Extracted data entries
"""

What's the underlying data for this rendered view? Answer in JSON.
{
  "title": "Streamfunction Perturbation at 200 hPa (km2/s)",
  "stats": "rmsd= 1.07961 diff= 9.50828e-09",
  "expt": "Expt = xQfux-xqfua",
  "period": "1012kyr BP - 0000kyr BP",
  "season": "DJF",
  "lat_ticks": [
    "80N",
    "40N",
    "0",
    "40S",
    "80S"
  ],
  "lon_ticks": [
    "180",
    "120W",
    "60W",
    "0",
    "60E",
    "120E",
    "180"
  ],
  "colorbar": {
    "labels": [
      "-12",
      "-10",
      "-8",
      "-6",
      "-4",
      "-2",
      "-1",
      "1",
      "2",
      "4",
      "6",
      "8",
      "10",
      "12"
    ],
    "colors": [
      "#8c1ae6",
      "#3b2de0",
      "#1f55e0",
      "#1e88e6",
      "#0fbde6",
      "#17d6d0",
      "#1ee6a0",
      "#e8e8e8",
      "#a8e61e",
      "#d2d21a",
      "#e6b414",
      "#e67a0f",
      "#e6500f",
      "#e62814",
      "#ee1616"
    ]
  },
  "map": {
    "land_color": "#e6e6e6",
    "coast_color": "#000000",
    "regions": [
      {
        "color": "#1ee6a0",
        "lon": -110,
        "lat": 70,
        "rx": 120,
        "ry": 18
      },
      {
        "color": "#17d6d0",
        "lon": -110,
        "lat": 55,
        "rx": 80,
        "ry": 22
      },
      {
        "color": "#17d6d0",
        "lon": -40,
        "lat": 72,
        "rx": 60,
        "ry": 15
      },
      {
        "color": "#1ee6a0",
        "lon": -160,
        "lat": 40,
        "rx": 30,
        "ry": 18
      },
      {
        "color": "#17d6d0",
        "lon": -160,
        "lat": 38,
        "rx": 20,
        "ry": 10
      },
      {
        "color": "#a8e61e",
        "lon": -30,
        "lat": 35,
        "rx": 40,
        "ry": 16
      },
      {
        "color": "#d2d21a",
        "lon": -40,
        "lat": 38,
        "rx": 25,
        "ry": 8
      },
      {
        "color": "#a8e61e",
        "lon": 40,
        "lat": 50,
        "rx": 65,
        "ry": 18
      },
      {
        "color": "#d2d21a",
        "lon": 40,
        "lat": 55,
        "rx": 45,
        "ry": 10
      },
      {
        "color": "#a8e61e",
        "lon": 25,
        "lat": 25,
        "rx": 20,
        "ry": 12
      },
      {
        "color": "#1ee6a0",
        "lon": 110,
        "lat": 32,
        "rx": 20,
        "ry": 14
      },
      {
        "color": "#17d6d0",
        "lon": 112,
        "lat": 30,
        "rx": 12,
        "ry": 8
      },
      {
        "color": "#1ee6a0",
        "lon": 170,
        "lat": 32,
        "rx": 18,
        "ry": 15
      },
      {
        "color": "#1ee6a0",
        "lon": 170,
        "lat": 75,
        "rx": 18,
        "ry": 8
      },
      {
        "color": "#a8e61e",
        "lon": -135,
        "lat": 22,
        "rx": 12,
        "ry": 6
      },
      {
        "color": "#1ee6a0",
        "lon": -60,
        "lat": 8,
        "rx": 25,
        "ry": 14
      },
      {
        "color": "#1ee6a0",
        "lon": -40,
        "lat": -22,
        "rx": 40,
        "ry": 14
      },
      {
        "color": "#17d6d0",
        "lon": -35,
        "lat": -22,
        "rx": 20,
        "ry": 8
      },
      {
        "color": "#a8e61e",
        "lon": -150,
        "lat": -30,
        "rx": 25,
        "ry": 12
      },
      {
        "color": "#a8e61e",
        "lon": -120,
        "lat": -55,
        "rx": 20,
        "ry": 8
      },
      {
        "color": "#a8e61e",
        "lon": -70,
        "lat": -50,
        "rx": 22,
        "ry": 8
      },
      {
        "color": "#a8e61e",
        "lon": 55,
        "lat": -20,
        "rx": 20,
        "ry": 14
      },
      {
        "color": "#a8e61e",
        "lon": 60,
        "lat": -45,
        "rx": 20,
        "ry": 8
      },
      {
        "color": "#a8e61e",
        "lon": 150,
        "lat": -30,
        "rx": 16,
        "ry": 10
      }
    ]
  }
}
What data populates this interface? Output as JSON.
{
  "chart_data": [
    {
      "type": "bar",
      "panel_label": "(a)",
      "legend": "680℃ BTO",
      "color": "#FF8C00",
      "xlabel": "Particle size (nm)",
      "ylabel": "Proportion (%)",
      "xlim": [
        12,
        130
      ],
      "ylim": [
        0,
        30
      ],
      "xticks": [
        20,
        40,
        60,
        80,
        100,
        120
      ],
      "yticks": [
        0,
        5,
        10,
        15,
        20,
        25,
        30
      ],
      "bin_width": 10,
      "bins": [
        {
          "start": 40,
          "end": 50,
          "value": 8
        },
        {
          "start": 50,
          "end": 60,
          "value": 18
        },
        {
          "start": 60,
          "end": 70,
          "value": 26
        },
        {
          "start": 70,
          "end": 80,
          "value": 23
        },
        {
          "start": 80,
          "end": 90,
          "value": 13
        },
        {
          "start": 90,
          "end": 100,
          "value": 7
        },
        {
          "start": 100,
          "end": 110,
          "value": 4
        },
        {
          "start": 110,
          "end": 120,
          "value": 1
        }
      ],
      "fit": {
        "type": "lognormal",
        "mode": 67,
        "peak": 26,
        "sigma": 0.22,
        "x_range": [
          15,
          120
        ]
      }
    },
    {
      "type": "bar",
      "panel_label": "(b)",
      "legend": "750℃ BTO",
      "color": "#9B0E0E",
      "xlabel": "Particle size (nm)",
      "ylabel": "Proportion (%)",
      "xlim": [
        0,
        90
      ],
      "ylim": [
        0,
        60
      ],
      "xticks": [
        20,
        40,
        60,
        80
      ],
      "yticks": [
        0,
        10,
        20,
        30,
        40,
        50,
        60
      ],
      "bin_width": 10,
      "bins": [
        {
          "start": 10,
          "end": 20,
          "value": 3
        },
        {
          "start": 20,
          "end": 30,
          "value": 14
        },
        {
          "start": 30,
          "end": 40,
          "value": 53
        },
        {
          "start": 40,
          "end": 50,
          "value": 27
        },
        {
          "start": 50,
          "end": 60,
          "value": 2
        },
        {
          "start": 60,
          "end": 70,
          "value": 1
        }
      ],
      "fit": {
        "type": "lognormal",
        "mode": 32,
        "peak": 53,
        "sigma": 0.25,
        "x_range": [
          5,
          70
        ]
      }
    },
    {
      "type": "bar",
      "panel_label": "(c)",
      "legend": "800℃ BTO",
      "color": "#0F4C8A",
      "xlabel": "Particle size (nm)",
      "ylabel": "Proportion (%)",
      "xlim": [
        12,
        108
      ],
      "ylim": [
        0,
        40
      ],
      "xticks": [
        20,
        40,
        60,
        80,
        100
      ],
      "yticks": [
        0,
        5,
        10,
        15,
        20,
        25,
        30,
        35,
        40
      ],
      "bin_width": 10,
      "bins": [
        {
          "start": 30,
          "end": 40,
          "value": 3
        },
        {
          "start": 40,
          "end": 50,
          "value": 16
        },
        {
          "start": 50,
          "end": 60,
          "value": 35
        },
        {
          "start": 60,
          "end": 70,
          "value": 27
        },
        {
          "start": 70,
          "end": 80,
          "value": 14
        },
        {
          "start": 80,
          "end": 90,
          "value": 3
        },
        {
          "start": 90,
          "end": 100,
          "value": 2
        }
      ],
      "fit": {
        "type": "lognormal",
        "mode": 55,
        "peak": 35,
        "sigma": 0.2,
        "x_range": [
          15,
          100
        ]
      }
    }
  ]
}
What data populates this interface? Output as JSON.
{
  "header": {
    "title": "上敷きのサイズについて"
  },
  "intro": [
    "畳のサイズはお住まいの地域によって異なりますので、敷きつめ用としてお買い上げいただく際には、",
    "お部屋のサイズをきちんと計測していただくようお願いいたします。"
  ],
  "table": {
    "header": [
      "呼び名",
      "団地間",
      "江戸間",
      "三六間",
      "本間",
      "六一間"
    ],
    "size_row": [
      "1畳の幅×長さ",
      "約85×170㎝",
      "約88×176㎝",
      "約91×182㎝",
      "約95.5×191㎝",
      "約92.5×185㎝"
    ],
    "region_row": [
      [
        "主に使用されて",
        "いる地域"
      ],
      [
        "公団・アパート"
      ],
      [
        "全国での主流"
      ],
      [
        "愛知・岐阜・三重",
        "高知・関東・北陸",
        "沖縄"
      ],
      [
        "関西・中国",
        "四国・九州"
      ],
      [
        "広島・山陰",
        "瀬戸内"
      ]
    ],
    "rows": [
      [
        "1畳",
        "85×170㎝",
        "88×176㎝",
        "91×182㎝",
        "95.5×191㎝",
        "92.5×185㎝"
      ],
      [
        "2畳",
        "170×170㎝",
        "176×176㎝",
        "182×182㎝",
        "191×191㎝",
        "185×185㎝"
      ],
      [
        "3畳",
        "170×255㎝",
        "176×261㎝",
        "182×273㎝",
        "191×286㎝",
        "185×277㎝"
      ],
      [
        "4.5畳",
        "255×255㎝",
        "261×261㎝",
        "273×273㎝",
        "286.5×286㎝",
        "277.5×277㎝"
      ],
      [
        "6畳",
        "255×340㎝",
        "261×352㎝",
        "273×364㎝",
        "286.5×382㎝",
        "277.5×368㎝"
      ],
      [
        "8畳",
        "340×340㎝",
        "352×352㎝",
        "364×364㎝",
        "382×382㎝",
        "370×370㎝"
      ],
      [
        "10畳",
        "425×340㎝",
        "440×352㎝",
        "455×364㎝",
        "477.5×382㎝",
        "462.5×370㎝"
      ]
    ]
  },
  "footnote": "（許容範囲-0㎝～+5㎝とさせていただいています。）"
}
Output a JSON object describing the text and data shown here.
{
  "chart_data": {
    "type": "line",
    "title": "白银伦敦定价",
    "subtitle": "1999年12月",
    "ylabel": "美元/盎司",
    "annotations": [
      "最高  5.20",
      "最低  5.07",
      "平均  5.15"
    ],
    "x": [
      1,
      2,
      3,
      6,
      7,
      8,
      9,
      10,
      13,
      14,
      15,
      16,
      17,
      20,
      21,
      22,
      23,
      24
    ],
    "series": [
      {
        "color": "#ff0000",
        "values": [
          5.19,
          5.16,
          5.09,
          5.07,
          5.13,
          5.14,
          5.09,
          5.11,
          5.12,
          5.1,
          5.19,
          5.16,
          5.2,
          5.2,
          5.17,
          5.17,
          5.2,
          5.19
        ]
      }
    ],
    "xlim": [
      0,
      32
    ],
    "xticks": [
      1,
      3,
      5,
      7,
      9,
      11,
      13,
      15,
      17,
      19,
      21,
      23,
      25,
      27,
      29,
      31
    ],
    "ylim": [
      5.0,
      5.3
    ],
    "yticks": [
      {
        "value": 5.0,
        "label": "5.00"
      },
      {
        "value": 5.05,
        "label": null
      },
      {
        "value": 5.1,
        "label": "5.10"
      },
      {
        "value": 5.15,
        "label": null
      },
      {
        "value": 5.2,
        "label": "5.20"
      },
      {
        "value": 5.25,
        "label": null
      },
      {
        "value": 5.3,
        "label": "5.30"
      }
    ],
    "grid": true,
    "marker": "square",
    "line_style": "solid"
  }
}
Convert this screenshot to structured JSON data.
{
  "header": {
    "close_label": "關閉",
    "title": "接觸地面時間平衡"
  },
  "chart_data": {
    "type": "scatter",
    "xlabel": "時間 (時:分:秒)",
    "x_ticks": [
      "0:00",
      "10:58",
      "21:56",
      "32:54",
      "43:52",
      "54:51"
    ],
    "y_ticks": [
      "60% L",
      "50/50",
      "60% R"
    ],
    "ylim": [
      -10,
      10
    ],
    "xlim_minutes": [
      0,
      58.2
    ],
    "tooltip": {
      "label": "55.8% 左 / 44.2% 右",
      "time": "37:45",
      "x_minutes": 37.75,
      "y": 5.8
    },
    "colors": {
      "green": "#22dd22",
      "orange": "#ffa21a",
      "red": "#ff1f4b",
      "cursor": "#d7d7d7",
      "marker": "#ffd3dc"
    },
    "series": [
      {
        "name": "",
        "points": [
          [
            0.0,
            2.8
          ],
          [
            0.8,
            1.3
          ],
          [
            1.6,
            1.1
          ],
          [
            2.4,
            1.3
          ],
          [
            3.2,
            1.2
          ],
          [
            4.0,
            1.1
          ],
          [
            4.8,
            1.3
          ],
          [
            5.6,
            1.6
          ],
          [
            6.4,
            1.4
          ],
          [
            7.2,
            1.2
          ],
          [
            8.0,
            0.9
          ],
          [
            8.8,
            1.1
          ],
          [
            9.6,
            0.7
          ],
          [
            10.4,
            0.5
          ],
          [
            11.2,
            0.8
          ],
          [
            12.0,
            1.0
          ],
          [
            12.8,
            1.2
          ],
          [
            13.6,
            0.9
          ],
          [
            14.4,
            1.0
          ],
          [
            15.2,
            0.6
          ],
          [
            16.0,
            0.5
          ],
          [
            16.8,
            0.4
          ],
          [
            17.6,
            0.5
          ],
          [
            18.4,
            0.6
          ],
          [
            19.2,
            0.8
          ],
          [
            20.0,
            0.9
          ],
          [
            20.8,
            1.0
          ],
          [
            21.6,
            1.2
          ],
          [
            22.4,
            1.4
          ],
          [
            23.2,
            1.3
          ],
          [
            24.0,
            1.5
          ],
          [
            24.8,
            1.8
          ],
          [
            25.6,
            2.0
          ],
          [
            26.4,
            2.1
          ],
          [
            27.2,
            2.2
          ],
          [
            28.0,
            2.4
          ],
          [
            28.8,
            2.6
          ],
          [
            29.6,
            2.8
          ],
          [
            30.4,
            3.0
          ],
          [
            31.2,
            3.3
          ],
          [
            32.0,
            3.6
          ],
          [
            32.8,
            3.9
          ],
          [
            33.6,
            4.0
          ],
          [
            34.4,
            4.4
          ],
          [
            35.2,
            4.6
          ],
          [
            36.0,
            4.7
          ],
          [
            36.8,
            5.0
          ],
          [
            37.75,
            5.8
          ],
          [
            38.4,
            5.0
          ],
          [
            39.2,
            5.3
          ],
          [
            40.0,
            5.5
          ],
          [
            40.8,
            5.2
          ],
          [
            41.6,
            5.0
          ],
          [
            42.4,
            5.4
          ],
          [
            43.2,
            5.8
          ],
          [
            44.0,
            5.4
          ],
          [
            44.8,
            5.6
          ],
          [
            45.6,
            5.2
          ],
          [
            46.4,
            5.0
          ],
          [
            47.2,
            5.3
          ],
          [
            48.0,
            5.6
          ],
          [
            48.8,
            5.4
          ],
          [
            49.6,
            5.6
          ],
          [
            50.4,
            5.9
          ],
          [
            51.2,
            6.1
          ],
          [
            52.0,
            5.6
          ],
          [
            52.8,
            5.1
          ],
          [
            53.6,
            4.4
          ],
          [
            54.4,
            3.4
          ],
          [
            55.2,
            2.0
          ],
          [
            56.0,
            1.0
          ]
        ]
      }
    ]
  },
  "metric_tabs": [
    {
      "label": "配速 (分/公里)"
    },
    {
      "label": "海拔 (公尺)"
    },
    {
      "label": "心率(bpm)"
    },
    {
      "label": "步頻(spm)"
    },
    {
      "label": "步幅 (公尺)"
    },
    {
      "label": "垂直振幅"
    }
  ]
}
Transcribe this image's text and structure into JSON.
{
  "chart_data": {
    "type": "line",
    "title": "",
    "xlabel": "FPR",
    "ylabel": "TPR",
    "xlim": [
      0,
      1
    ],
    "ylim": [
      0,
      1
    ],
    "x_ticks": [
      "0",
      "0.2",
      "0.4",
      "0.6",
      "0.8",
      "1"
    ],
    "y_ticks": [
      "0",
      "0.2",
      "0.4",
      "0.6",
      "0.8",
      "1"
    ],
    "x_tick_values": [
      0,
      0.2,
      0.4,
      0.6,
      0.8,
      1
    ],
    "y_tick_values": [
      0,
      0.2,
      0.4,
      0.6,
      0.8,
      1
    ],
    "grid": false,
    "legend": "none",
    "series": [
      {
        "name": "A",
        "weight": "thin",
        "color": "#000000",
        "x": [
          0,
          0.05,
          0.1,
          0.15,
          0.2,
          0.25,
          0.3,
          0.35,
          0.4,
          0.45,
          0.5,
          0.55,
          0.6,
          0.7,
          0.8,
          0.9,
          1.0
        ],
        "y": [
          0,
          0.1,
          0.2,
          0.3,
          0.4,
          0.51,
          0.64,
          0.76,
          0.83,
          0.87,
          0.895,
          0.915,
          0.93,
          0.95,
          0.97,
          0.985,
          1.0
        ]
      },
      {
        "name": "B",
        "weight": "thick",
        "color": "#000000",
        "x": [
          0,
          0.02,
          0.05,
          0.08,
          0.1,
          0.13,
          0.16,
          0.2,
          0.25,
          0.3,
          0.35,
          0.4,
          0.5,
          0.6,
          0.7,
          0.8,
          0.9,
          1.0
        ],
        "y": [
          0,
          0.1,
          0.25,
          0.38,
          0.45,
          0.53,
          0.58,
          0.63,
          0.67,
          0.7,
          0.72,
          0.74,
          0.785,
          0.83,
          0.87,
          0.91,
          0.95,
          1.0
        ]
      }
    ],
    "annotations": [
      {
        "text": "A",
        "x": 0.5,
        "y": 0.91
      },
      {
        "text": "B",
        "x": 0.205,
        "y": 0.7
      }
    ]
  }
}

"""

■ **Exercise directions**: Copy every line of the records above that contains "this".

■ **Complete response**:
What's the underlying data for this rendered view? Answer in JSON.
What data populates this interface? Output as JSON.
What data populates this interface? Output as JSON.
Convert this screenshot to structured JSON data.
Transcribe this image's text and structure into JSON.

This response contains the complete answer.